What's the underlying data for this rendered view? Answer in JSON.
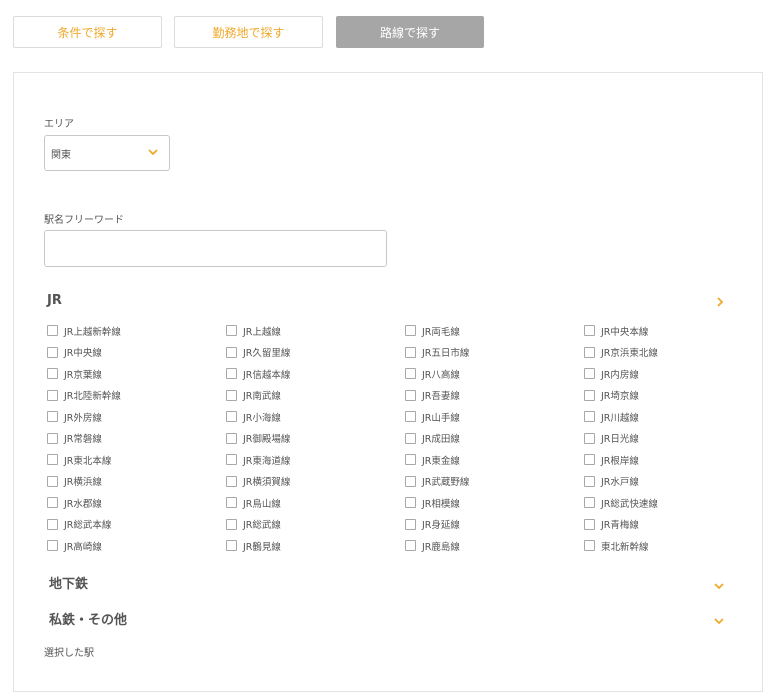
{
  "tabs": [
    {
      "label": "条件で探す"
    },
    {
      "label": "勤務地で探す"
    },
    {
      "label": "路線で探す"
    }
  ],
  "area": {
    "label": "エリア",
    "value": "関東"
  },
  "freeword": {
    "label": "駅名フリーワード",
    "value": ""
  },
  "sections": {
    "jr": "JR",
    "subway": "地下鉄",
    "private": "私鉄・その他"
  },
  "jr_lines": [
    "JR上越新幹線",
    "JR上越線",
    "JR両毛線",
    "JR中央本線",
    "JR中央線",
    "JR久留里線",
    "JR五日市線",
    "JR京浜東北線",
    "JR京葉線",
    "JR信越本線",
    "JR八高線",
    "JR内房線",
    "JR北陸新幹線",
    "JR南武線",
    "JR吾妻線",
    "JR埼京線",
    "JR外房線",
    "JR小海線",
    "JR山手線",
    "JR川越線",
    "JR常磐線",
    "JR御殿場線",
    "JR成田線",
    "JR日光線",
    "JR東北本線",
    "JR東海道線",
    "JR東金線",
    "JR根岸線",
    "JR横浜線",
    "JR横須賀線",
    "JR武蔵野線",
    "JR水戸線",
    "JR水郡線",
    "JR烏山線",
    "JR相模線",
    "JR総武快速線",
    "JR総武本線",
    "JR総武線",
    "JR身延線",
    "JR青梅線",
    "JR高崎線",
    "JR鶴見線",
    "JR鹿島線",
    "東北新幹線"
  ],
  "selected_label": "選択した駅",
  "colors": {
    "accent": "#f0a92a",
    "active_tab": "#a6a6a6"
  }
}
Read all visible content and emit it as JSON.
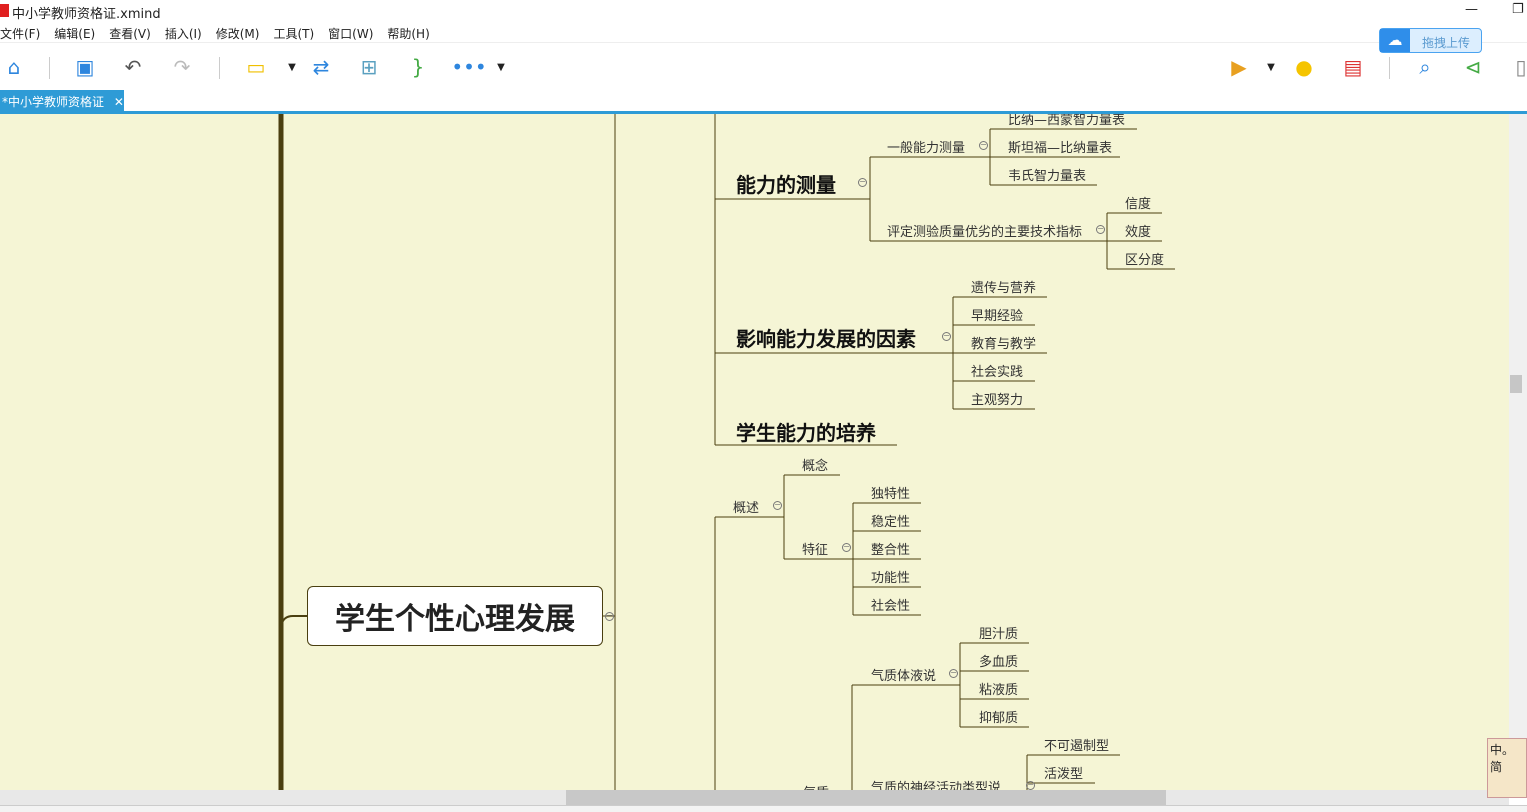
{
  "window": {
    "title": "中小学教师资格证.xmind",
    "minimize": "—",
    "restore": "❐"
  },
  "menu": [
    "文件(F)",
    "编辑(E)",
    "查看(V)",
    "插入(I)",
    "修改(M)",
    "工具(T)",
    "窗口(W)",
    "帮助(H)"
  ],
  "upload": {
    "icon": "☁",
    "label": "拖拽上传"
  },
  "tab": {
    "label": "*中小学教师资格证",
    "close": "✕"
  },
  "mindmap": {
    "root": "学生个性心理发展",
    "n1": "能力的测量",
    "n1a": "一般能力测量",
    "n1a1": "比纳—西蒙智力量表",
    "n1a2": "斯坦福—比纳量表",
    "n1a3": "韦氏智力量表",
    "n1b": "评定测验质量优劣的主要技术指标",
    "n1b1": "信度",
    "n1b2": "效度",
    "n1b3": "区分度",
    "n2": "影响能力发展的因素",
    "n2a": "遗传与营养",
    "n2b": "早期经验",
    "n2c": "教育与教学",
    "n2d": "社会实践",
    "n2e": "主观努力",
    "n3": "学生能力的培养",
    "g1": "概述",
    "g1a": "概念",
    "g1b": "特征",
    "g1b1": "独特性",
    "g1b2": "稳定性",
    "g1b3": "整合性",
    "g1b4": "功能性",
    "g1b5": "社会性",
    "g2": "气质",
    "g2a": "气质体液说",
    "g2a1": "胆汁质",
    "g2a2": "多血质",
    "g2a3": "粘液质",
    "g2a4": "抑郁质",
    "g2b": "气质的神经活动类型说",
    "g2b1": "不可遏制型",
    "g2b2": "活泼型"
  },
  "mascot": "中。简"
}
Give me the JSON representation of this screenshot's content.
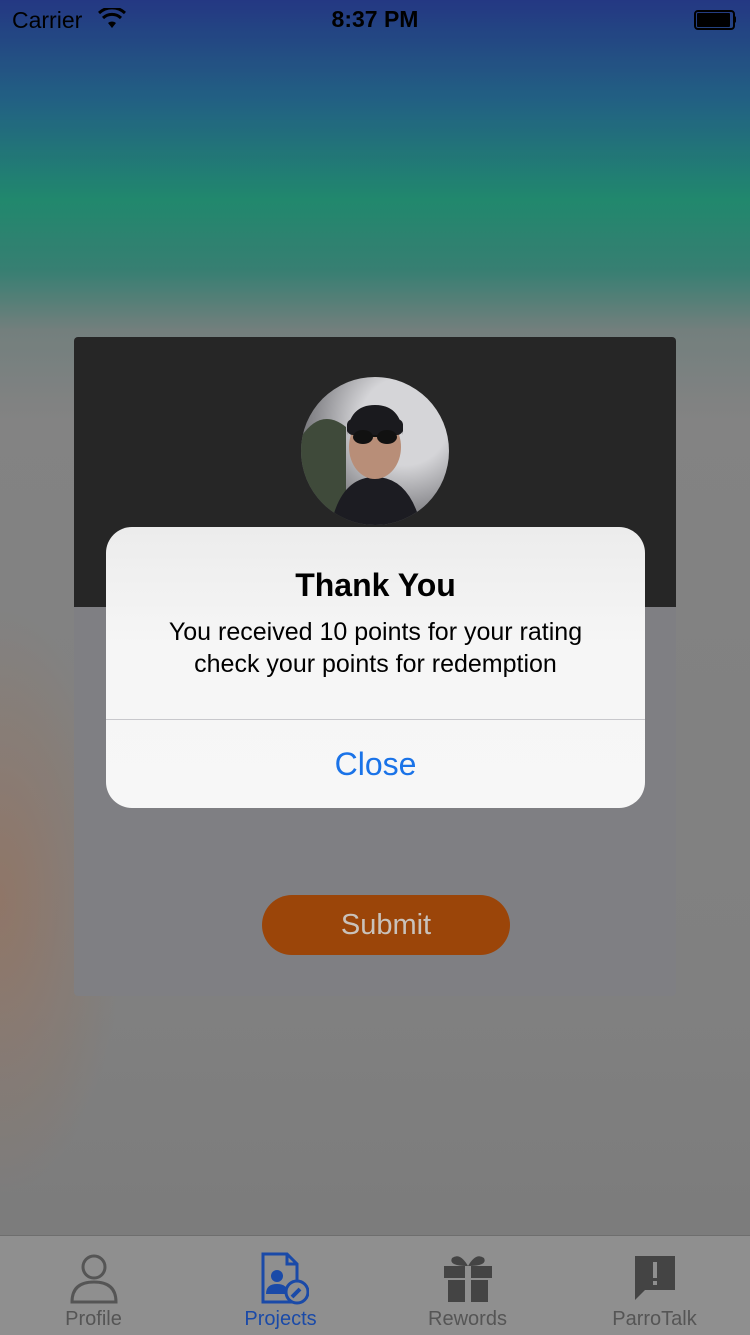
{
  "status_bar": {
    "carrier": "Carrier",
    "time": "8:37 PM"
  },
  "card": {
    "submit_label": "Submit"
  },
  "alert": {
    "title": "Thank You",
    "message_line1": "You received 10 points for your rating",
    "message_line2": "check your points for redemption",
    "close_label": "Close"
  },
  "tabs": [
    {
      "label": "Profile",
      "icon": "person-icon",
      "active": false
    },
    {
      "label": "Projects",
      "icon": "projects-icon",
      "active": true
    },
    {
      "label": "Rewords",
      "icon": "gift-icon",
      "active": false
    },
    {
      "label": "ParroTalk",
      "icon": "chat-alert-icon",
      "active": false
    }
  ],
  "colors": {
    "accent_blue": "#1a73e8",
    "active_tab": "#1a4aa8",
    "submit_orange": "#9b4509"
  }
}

.....

## Brief
Quote all the lines above exactly as given. Do not include the pictures.

## The response
What's the underlying data for this rendered view? Answer in JSON.
{
  "tabs": [
    {
      "label": "条件で探す"
    },
    {
      "label": "勤務地で探す"
    },
    {
      "label": "路線で探す"
    }
  ],
  "area": {
    "label": "エリア",
    "value": "関東"
  },
  "freeword": {
    "label": "駅名フリーワード",
    "value": ""
  },
  "sections": {
    "jr": "JR",
    "subway": "地下鉄",
    "private": "私鉄・その他"
  },
  "jr_lines": [
    "JR上越新幹線",
    "JR上越線",
    "JR両毛線",
    "JR中央本線",
    "JR中央線",
    "JR久留里線",
    "JR五日市線",
    "JR京浜東北線",
    "JR京葉線",
    "JR信越本線",
    "JR八高線",
    "JR内房線",
    "JR北陸新幹線",
    "JR南武線",
    "JR吾妻線",
    "JR埼京線",
    "JR外房線",
    "JR小海線",
    "JR山手線",
    "JR川越線",
    "JR常磐線",
    "JR御殿場線",
    "JR成田線",
    "JR日光線",
    "JR東北本線",
    "JR東海道線",
    "JR東金線",
    "JR根岸線",
    "JR横浜線",
    "JR横須賀線",
    "JR武蔵野線",
    "JR水戸線",
    "JR水郡線",
    "JR烏山線",
    "JR相模線",
    "JR総武快速線",
    "JR総武本線",
    "JR総武線",
    "JR身延線",
    "JR青梅線",
    "JR高崎線",
    "JR鶴見線",
    "JR鹿島線",
    "東北新幹線"
  ],
  "selected_label": "選択した駅",
  "colors": {
    "accent": "#f0a92a",
    "active_tab": "#a6a6a6"
  }
}
Read all visible content and emit it as JSON.
{
  "window": {
    "title": "中小学教师资格证.xmind",
    "minimize": "—",
    "restore": "❐"
  },
  "menu": [
    "文件(F)",
    "编辑(E)",
    "查看(V)",
    "插入(I)",
    "修改(M)",
    "工具(T)",
    "窗口(W)",
    "帮助(H)"
  ],
  "upload": {
    "icon": "☁",
    "label": "拖拽上传"
  },
  "tab": {
    "label": "*中小学教师资格证",
    "close": "✕"
  },
  "mindmap": {
    "root": "学生个性心理发展",
    "n1": "能力的测量",
    "n1a": "一般能力测量",
    "n1a1": "比纳—西蒙智力量表",
    "n1a2": "斯坦福—比纳量表",
    "n1a3": "韦氏智力量表",
    "n1b": "评定测验质量优劣的主要技术指标",
    "n1b1": "信度",
    "n1b2": "效度",
    "n1b3": "区分度",
    "n2": "影响能力发展的因素",
    "n2a": "遗传与营养",
    "n2b": "早期经验",
    "n2c": "教育与教学",
    "n2d": "社会实践",
    "n2e": "主观努力",
    "n3": "学生能力的培养",
    "g1": "概述",
    "g1a": "概念",
    "g1b": "特征",
    "g1b1": "独特性",
    "g1b2": "稳定性",
    "g1b3": "整合性",
    "g1b4": "功能性",
    "g1b5": "社会性",
    "g2": "气质",
    "g2a": "气质体液说",
    "g2a1": "胆汁质",
    "g2a2": "多血质",
    "g2a3": "粘液质",
    "g2a4": "抑郁质",
    "g2b": "气质的神经活动类型说",
    "g2b1": "不可遏制型",
    "g2b2": "活泼型"
  },
  "mascot": "中。简"
}
Give me the JSON representation of this screenshot's content.
{
  "status_bar": {
    "carrier": "Carrier",
    "time": "8:37 PM"
  },
  "card": {
    "submit_label": "Submit"
  },
  "alert": {
    "title": "Thank You",
    "message_line1": "You received 10 points for your rating",
    "message_line2": "check your points for redemption",
    "close_label": "Close"
  },
  "tabs": [
    {
      "label": "Profile",
      "icon": "person-icon",
      "active": false
    },
    {
      "label": "Projects",
      "icon": "projects-icon",
      "active": true
    },
    {
      "label": "Rewords",
      "icon": "gift-icon",
      "active": false
    },
    {
      "label": "ParroTalk",
      "icon": "chat-alert-icon",
      "active": false
    }
  ],
  "colors": {
    "accent_blue": "#1a73e8",
    "active_tab": "#1a4aa8",
    "submit_orange": "#9b4509"
  }
}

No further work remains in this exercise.